# Problem requirements
Tally up the lines below that include the word "restarted". Answer with the number alone.

# Given information
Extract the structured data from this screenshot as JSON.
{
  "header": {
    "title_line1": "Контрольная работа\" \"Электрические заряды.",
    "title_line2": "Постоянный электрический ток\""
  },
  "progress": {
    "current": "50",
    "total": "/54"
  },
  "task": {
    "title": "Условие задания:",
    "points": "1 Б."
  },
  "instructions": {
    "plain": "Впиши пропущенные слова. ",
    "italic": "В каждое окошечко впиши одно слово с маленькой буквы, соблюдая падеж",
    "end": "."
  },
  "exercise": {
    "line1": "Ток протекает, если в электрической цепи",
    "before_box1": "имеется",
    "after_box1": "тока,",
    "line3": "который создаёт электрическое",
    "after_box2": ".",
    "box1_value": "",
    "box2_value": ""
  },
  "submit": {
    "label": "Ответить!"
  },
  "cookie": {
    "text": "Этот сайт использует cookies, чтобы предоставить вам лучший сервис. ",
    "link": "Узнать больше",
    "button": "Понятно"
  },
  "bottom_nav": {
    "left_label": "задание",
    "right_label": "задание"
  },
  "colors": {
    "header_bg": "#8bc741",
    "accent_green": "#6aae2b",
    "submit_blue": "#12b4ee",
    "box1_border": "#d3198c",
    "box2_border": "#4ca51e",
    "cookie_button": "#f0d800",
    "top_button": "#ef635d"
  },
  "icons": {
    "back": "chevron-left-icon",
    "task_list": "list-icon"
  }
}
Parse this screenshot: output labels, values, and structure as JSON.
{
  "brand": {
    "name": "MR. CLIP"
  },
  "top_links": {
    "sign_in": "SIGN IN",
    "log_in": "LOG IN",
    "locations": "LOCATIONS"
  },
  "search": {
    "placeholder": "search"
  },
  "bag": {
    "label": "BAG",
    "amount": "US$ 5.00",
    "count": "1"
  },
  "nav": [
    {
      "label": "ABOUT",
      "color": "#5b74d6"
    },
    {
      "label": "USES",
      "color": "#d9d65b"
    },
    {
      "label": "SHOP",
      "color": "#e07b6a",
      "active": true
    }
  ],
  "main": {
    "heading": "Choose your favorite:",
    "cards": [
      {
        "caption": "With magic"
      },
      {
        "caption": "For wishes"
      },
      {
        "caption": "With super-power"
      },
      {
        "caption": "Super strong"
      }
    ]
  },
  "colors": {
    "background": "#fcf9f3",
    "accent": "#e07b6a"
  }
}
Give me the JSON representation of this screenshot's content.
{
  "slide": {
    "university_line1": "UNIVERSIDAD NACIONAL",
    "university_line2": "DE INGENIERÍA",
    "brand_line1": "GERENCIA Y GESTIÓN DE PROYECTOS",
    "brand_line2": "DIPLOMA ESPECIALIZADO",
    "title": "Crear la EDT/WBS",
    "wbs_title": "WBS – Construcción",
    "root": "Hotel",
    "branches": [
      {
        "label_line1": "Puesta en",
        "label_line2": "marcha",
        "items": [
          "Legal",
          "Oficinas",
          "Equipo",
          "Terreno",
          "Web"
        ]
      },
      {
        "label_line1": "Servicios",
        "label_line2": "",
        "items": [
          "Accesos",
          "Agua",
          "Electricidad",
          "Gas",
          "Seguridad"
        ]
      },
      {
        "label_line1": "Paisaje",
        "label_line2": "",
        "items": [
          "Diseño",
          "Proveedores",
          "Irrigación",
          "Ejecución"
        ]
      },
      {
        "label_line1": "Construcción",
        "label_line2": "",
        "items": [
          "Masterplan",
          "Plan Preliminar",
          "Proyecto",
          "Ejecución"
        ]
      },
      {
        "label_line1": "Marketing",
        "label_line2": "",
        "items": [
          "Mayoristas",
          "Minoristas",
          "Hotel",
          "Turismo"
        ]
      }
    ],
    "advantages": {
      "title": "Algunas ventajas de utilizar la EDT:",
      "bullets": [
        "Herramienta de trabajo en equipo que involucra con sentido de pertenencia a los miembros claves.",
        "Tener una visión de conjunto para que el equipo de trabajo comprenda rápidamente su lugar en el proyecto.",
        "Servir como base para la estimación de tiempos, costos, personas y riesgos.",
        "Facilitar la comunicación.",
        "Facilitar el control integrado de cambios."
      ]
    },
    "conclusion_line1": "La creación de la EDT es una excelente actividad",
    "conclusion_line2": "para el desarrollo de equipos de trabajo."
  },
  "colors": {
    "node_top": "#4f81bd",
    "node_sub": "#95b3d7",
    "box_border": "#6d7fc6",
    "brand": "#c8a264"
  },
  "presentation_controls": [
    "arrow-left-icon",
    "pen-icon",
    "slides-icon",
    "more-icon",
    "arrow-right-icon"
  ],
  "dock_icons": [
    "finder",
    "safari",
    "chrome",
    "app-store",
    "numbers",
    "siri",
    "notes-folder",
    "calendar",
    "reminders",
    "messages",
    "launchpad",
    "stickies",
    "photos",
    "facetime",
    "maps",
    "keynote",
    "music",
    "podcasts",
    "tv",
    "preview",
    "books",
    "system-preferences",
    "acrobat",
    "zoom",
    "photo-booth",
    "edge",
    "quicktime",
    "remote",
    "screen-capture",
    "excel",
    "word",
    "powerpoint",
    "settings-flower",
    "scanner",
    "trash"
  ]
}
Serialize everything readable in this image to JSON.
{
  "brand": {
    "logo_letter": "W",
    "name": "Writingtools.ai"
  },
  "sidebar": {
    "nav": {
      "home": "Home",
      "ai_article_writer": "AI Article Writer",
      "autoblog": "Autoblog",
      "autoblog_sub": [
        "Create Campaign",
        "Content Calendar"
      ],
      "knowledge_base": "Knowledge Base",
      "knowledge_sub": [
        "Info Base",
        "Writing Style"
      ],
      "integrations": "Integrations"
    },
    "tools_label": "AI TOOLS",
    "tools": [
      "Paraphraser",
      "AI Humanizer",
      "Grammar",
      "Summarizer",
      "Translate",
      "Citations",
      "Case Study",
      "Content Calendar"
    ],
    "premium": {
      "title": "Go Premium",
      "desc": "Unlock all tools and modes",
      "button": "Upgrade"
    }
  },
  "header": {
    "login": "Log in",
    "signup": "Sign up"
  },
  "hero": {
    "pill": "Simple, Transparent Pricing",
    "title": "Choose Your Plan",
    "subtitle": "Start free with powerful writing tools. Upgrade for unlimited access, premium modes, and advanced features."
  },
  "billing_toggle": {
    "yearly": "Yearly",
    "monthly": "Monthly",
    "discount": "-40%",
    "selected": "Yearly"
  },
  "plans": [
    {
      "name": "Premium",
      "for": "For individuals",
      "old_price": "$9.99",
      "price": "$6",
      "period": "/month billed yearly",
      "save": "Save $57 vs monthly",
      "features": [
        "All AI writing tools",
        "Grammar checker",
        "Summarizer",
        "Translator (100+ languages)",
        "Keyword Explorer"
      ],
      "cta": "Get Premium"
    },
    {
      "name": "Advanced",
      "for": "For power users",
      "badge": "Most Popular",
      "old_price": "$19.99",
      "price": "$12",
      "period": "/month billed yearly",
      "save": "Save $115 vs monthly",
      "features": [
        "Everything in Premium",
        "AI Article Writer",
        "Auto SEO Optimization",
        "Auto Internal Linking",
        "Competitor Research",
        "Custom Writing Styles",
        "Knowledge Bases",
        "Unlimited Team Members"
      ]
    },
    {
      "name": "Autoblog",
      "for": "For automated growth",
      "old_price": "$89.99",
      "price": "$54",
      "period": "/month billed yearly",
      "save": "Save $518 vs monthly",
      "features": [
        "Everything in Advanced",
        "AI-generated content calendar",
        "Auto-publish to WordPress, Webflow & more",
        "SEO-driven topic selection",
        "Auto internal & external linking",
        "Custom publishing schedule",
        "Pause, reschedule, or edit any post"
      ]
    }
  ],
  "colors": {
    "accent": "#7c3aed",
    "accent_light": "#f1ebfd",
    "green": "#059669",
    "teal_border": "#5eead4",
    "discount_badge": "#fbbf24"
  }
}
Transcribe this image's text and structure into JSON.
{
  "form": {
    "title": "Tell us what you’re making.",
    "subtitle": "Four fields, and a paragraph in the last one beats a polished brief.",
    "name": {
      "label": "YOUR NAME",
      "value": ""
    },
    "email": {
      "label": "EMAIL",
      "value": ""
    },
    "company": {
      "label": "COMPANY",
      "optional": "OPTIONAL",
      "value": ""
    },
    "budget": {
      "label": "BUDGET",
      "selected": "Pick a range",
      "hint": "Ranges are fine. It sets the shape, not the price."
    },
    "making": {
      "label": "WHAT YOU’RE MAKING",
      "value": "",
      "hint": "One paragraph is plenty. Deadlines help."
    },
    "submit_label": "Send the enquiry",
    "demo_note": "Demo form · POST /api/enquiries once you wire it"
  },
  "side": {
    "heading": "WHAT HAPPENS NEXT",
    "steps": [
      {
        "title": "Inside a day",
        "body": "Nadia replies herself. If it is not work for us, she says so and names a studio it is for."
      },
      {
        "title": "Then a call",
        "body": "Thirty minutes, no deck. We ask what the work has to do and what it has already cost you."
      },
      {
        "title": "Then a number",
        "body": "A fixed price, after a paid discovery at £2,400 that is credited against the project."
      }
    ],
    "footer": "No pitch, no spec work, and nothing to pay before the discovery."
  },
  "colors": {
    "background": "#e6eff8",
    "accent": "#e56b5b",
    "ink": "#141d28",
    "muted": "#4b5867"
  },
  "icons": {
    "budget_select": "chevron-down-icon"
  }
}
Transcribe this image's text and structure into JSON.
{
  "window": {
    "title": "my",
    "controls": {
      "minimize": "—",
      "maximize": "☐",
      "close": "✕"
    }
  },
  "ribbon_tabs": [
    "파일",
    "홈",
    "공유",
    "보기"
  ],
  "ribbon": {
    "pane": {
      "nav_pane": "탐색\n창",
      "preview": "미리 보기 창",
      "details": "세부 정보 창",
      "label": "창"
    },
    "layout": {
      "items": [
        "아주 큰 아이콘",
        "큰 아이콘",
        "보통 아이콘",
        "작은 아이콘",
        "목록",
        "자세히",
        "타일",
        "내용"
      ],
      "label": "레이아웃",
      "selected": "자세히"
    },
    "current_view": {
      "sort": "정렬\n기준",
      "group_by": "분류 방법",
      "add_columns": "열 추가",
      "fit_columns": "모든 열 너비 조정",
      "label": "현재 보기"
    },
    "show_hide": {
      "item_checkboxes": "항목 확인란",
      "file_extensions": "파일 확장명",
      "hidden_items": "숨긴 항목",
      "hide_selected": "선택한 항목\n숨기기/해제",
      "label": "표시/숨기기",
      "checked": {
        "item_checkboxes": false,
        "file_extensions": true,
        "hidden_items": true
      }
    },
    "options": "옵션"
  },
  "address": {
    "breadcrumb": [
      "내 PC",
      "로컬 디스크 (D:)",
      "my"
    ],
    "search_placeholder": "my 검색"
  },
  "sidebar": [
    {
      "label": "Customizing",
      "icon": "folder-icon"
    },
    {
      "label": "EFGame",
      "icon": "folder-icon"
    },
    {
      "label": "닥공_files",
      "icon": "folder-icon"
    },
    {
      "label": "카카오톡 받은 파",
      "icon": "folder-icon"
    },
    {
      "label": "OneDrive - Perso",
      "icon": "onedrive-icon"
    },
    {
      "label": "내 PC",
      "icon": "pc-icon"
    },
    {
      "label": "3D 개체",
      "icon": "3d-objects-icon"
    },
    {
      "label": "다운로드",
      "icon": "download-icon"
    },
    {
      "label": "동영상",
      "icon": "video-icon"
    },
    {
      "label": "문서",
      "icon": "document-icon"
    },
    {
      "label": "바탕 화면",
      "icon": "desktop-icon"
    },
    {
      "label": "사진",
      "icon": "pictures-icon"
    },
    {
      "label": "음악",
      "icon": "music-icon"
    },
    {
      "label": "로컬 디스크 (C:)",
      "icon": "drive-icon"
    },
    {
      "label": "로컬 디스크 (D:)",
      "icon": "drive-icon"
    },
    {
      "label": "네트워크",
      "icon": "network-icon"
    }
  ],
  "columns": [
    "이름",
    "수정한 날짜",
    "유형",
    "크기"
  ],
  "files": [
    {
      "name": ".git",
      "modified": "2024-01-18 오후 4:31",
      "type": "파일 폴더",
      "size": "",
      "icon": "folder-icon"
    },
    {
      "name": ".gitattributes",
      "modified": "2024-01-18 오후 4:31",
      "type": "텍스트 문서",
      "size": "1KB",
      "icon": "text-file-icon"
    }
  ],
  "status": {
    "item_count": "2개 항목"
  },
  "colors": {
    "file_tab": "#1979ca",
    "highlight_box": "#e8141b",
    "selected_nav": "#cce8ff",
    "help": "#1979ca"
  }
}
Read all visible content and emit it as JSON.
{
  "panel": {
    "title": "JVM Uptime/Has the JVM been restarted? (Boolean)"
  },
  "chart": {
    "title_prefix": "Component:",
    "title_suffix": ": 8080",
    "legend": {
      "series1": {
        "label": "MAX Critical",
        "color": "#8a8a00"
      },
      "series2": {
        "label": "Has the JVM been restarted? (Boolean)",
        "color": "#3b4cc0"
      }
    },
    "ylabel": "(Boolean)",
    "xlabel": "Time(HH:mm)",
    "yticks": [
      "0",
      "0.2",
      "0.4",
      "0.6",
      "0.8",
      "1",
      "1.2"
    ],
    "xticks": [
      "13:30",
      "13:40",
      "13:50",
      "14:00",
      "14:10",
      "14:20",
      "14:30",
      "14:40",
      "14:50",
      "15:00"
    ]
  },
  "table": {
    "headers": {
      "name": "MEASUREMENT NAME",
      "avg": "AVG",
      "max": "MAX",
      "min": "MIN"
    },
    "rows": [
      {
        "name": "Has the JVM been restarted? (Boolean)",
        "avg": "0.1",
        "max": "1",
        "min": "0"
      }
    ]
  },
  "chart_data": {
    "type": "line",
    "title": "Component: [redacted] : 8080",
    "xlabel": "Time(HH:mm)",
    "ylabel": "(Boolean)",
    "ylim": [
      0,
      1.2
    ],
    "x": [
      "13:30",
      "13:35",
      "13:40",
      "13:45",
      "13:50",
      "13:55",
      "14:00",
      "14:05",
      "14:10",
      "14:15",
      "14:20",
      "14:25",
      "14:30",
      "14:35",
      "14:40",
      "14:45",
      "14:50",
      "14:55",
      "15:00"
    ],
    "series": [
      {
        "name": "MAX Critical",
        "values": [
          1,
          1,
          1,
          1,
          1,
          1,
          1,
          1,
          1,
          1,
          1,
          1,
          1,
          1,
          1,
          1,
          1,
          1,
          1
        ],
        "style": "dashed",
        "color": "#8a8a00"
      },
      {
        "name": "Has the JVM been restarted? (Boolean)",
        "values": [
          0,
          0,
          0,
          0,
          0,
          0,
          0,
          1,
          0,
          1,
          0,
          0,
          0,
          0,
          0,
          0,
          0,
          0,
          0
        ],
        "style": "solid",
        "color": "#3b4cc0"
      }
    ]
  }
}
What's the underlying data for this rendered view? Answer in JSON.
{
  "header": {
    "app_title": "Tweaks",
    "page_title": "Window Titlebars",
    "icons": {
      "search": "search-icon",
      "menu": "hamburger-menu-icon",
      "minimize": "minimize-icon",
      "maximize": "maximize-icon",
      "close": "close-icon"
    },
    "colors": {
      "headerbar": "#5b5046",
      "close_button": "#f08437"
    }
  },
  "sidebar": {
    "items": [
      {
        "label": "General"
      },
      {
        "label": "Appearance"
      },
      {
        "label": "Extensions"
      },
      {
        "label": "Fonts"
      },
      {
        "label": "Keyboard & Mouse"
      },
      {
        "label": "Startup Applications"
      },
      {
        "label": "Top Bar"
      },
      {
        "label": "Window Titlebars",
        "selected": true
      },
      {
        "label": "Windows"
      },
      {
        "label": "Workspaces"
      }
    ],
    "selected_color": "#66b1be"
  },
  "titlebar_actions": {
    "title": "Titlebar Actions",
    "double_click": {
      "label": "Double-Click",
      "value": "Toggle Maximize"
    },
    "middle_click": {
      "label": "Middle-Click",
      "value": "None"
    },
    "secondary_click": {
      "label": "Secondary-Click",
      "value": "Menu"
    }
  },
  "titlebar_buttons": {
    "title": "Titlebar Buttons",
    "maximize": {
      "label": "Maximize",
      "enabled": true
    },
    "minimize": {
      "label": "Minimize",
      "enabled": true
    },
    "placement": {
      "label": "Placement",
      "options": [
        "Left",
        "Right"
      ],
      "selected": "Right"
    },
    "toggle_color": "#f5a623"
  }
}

# Result for this task
4